◆ WORK REQUIRED: Can the data below be echoed back word for word?

◆ PROVIDED RECORDS:
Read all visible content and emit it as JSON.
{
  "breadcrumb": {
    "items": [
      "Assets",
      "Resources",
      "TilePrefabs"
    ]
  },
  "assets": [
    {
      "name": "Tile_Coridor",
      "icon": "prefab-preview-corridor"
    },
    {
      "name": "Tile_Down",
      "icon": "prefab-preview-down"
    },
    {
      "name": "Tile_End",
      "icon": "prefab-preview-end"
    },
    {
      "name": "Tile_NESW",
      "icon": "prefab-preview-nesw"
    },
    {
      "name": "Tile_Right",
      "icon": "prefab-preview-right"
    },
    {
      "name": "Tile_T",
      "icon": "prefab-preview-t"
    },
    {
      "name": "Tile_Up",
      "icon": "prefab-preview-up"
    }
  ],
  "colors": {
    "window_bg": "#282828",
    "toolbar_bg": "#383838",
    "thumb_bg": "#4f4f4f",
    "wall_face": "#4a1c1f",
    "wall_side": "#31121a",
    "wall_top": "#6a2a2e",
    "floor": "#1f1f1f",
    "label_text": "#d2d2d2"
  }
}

◆ TASK RESPONSE:
Read all visible content and emit it as JSON.
{
  "breadcrumb": {
    "items": [
      "Assets",
      "Resources",
      "TilePrefabs"
    ]
  },
  "assets": [
    {
      "name": "Tile_Coridor",
      "icon": "prefab-preview-corridor"
    },
    {
      "name": "Tile_Down",
      "icon": "prefab-preview-down"
    },
    {
      "name": "Tile_End",
      "icon": "prefab-preview-end"
    },
    {
      "name": "Tile_NESW",
      "icon": "prefab-preview-nesw"
    },
    {
      "name": "Tile_Right",
      "icon": "prefab-preview-right"
    },
    {
      "name": "Tile_T",
      "icon": "prefab-preview-t"
    },
    {
      "name": "Tile_Up",
      "icon": "prefab-preview-up"
    }
  ],
  "colors": {
    "window_bg": "#282828",
    "toolbar_bg": "#383838",
    "thumb_bg": "#4f4f4f",
    "wall_face": "#4a1c1f",
    "wall_side": "#31121a",
    "wall_top": "#6a2a2e",
    "floor": "#1f1f1f",
    "label_text": "#d2d2d2"
  }
}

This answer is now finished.